* Excerpt provided *
☆ ☆ ☆ ☆ ☆

I am so excited about the article that I feature on my blog
this week, that I am barely able to contain myself. I selected this article from
National Geographic to present to you, because it has the most comprehensive
coverage. Media is abuzz with this news.
Discovered by using satellite imagery and an on site visit, the area has been
confirmed as man made. Located on the southwest tip of Newfoundland Island, Canada, overlooking the Gulf
of St. Lawrence it may prove to be medieval Viking (Norse) in nature. They are
cautiously optimistic that it is exactly that.
This stupendous archaeological discovery could be either Hop
or Straumfjord; the other two settlements of the medieval Norse alluded to in
the Norse sagas that have not previously been discovered.
I have been playing to a small, select group of believers
for the past 12-years in my Axe
of Iron series of novels about the Greenland Norse people. I have long contended,
most of my life actually, that these people did not simply disappear, they
began to assimilate with the pre-historical natives of Canada from the very
beginning of their first contact with them. If this site is Norse, my contentions may be vindicated one day.
Any conclusion as to origin would be premature at this point, but please
take a moment to read this great article. You will get in on the ground floor
of what might be the third most important, if not the most important, find after L'Anse aux Meadows and the Tanfield site on Baffin Island.
According to the latest news, an expedition will spend this summer working at the site to make positive identification insofar as origin is concerned. My fingers are crossed. (Ed.)
***
Discovery
Could Rewrite History of Vikings in New World
Guided
by ancient Norse sagas and modern satellite images, searchers discover what may
be North America's second Viking site.
 |
Archaeologists have unearthed a stone hearth that was used for iron-working, hundreds of miles away from the only other known Viking site in North America. |
PHOTOGRAPH BY ROBERT CLARK, NATIONAL GEOGRAPHIC
By Mark
Strauss
PUBLISHED THU
MAR 31 18:30:00 EDT 2016
POINT
ROSEE, CANADA
It’s a
two-mile trudge through forested, swampy ground to reach Point Rosee, a narrow,
windswept peninsula stretching from southern Newfoundland into the Gulf of St.

☆ ☆ ☆ ☆ ☆

* The tasks *
1. Return the passage of the Viking discovery text between "Any conclusion as" and "are crossed. (Ed.)", inclusive, word for word.
2. In the Viking discovery text, list every settlement or archaeological site named in the introduction before the *** line, not counting the newly found area itself.
The items after this text play no role here.

[Layout region records]
☆ ☆ ☆ ☆ ☆

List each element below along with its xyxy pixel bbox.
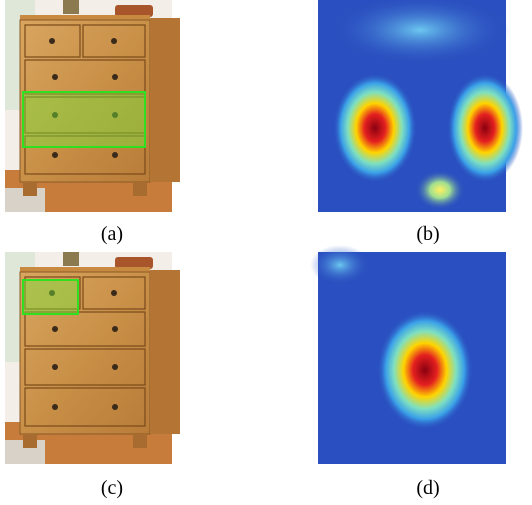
- panel-d-heatmap: [310, 245, 506, 464]
- panel-b-heatmap: [318, 0, 523, 212]
- panel-label: (c): [101, 477, 123, 499]
- panel-label: (d): [416, 477, 439, 499]
- panel-label: (b): [416, 223, 439, 245]
- panel-a-image: [5, 0, 180, 212]
- figure: (a) (b) (c) (d): [0, 0, 532, 505]
- panel-label: (a): [101, 223, 123, 245]
- panel-c-image: [5, 252, 180, 464]
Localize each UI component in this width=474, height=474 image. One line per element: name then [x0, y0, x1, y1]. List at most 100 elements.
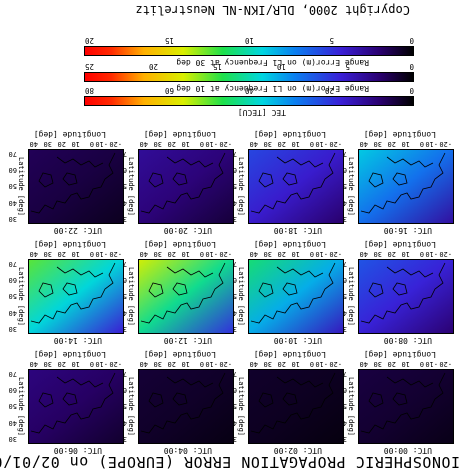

☆ ☆ ☆ ☆ ☆

* Results of the exercise *
1.
Any conclusion as to origin would be premature at this point, but please
take a moment to read this great article. You will get in on the ground floor
of what might be the third most important, if not the most important, find after L'Anse aux Meadows and the Tanfield site on Baffin Island.
According to the latest news, an expedition will spend this summer working at the site to make positive identification insofar as origin is concerned. My fingers are crossed. (Ed.)

2.
Hop
Straumfjord
L'Anse aux Meadows
Tanfield site on Baffin Island